▸ **WHAT YOU NEED TO DO**: Return each line of the records holding the string "sommet".
※ ※ ※
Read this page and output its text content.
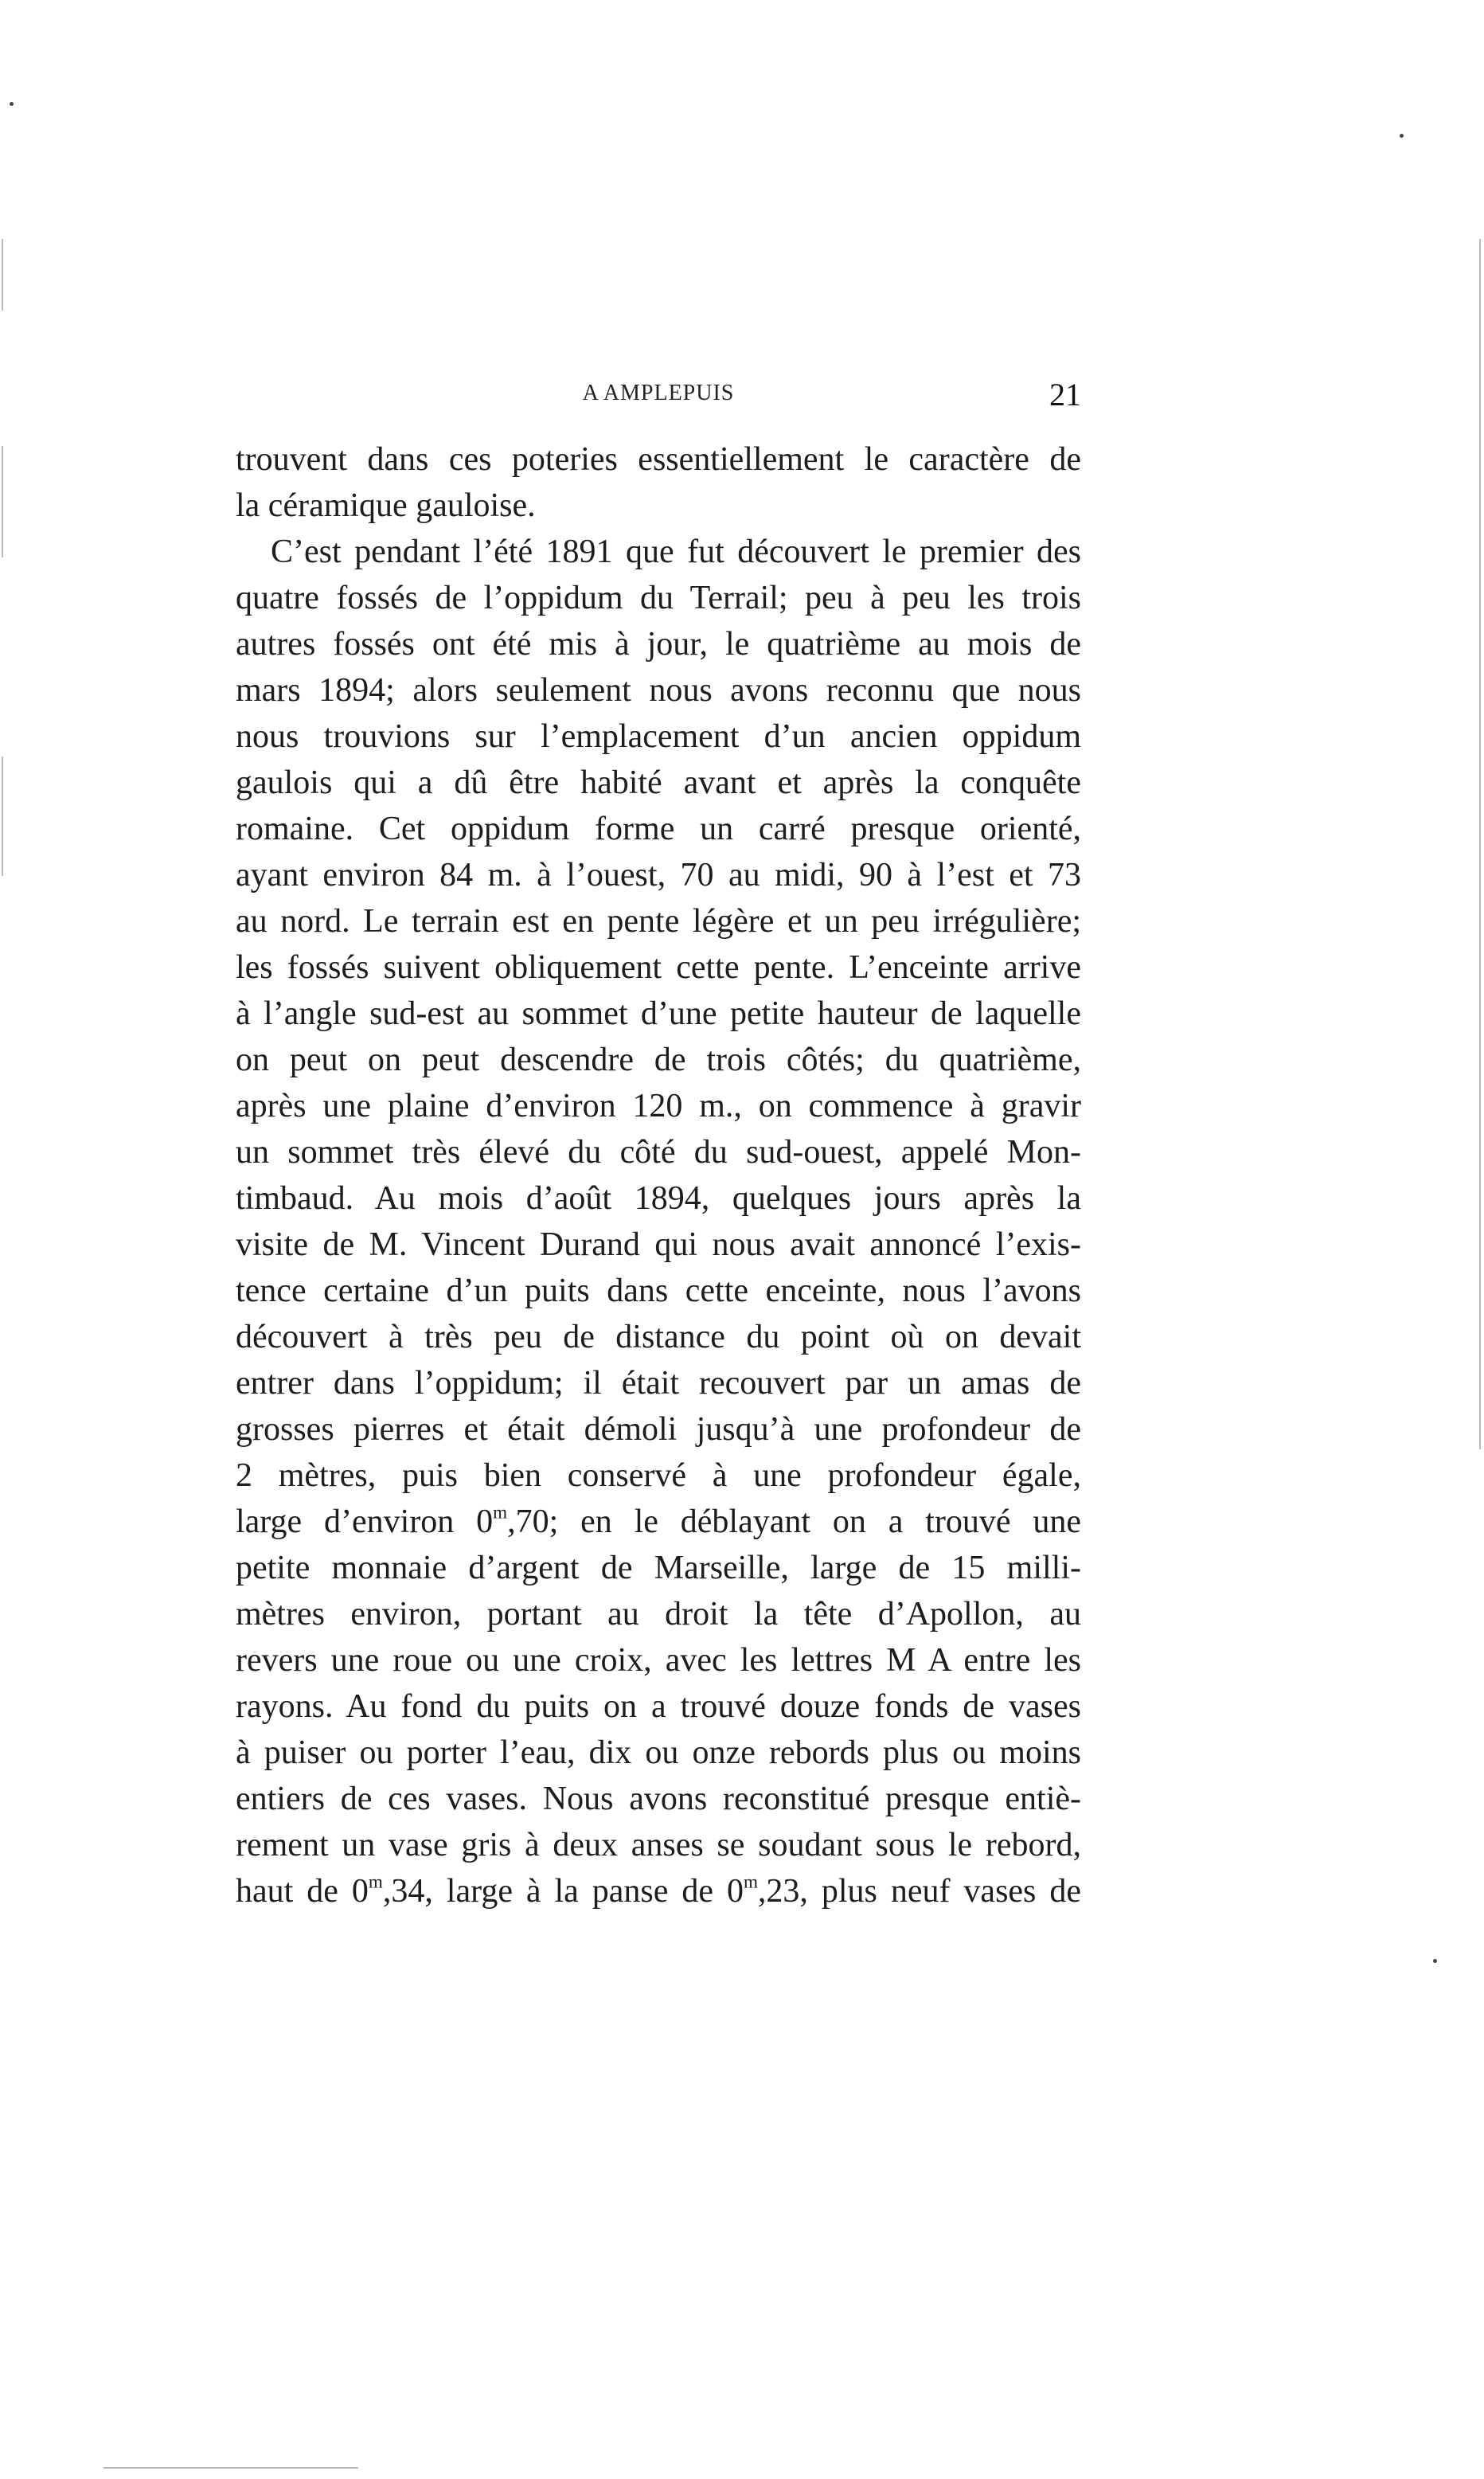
A AMPLEPUIS	21
trouvent dans ces poteries essentiellement le caractère de
la céramique gauloise.
C’est pendant l’été 1891 que fut découvert le premier des
quatre fossés de l’oppidum du Terrail; peu à peu les trois
autres fossés ont été mis à jour, le quatrième au mois de
mars 1894; alors seulement nous avons reconnu que nous
nous trouvions sur l’emplacement d’un ancien oppidum
gaulois qui a dû être habité avant et après la conquête
romaine. Cet oppidum forme un carré presque orienté,
ayant environ 84 m. à l’ouest, 70 au midi, 90 à l’est et 73
au nord. Le terrain est en pente légère et un peu irrégulière;
les fossés suivent obliquement cette pente. L’enceinte arrive
à l’angle sud-est au sommet d’une petite hauteur de laquelle
on peut on peut descendre de trois côtés; du quatrième,
après une plaine d’environ 120 m., on commence à gravir
un sommet très élevé du côté du sud-ouest, appelé Mon-
timbaud. Au mois d’août 1894, quelques jours après la
visite de M. Vincent Durand qui nous avait annoncé l’exis-
tence certaine d’un puits dans cette enceinte, nous l’avons
découvert à très peu de distance du point où on devait
entrer dans l’oppidum; il était recouvert par un amas de
grosses pierres et était démoli jusqu’à une profondeur de
2 mètres, puis bien conservé à une profondeur égale,
large d’environ 0$^m$,70; en le déblayant on a trouvé une
petite monnaie d’argent de Marseille, large de 15 milli-
mètres environ, portant au droit la tête d’Apollon, au
revers une roue ou une croix, avec les lettres M A entre les
rayons. Au fond du puits on a trouvé douze fonds de vases
à puiser ou porter l’eau, dix ou onze rebords plus ou moins
entiers de ces vases. Nous avons reconstitué presque entiè-
rement un vase gris à deux anses se soudant sous le rebord,
haut de 0$^m$,34, large à la panse de 0$^m$,23, plus neuf vases de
※ ※ ※
▸ **REPLY**:
à l’angle sud-est au sommet d’une petite hauteur de laquelle
un sommet très élevé du côté du sud-ouest, appelé Mon-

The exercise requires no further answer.